### EXERCISE TASK
Reproduce all entries precisely, down to the last character.

### TASK MATERIAL
┄┄┄┄┄┄

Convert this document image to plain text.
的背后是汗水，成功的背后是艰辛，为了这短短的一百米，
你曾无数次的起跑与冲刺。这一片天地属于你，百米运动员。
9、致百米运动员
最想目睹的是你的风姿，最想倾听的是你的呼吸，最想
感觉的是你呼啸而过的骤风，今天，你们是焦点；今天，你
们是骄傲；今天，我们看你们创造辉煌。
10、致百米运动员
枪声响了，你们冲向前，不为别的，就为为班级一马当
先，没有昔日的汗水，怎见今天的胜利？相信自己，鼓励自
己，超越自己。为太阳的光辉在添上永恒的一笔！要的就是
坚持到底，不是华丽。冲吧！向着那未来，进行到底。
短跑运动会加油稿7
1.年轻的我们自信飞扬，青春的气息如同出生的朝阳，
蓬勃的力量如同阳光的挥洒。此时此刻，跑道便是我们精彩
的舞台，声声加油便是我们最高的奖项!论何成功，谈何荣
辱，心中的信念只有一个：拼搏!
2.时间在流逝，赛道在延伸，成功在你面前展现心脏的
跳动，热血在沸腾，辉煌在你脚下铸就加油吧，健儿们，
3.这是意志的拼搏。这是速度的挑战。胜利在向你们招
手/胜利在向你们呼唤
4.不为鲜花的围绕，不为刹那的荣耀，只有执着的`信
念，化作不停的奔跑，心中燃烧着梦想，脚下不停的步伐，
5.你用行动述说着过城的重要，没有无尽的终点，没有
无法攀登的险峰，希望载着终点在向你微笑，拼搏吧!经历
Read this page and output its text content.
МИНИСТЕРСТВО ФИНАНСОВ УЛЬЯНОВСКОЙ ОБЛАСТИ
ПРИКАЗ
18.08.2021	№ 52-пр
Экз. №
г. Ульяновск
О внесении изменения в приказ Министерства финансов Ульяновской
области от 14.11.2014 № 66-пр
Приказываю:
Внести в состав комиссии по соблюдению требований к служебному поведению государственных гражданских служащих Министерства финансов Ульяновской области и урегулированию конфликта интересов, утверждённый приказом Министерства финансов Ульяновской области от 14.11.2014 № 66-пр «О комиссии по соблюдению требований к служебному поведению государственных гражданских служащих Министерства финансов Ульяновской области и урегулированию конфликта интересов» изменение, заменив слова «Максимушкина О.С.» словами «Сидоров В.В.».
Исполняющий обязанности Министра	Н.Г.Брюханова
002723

┄┄┄┄┄┄

### WRITTEN REPLY
Convert this document image to plain text.
的背后是汗水，成功的背后是艰辛，为了这短短的一百米，
你曾无数次的起跑与冲刺。这一片天地属于你，百米运动员。
9、致百米运动员
最想目睹的是你的风姿，最想倾听的是你的呼吸，最想
感觉的是你呼啸而过的骤风，今天，你们是焦点；今天，你
们是骄傲；今天，我们看你们创造辉煌。
10、致百米运动员
枪声响了，你们冲向前，不为别的，就为为班级一马当
先，没有昔日的汗水，怎见今天的胜利？相信自己，鼓励自
己，超越自己。为太阳的光辉在添上永恒的一笔！要的就是
坚持到底，不是华丽。冲吧！向着那未来，进行到底。
短跑运动会加油稿7
1.年轻的我们自信飞扬，青春的气息如同出生的朝阳，
蓬勃的力量如同阳光的挥洒。此时此刻，跑道便是我们精彩
的舞台，声声加油便是我们最高的奖项!论何成功，谈何荣
辱，心中的信念只有一个：拼搏!
2.时间在流逝，赛道在延伸，成功在你面前展现心脏的
跳动，热血在沸腾，辉煌在你脚下铸就加油吧，健儿们，
3.这是意志的拼搏。这是速度的挑战。胜利在向你们招
手/胜利在向你们呼唤
4.不为鲜花的围绕，不为刹那的荣耀，只有执着的`信
念，化作不停的奔跑，心中燃烧着梦想，脚下不停的步伐，
5.你用行动述说着过城的重要，没有无尽的终点，没有
无法攀登的险峰，希望载着终点在向你微笑，拼搏吧!经历
Read this page and output its text content.
МИНИСТЕРСТВО ФИНАНСОВ УЛЬЯНОВСКОЙ ОБЛАСТИ
ПРИКАЗ
18.08.2021	№ 52-пр
Экз. №
г. Ульяновск
О внесении изменения в приказ Министерства финансов Ульяновской
области от 14.11.2014 № 66-пр
Приказываю:
Внести в состав комиссии по соблюдению требований к служебному поведению государственных гражданских служащих Министерства финансов Ульяновской области и урегулированию конфликта интересов, утверждённый приказом Министерства финансов Ульяновской области от 14.11.2014 № 66-пр «О комиссии по соблюдению требований к служебному поведению государственных гражданских служащих Министерства финансов Ульяновской области и урегулированию конфликта интересов» изменение, заменив слова «Максимушкина О.С.» словами «Сидоров В.В.».
Исполняющий обязанности Министра	Н.Г.Брюханова
002723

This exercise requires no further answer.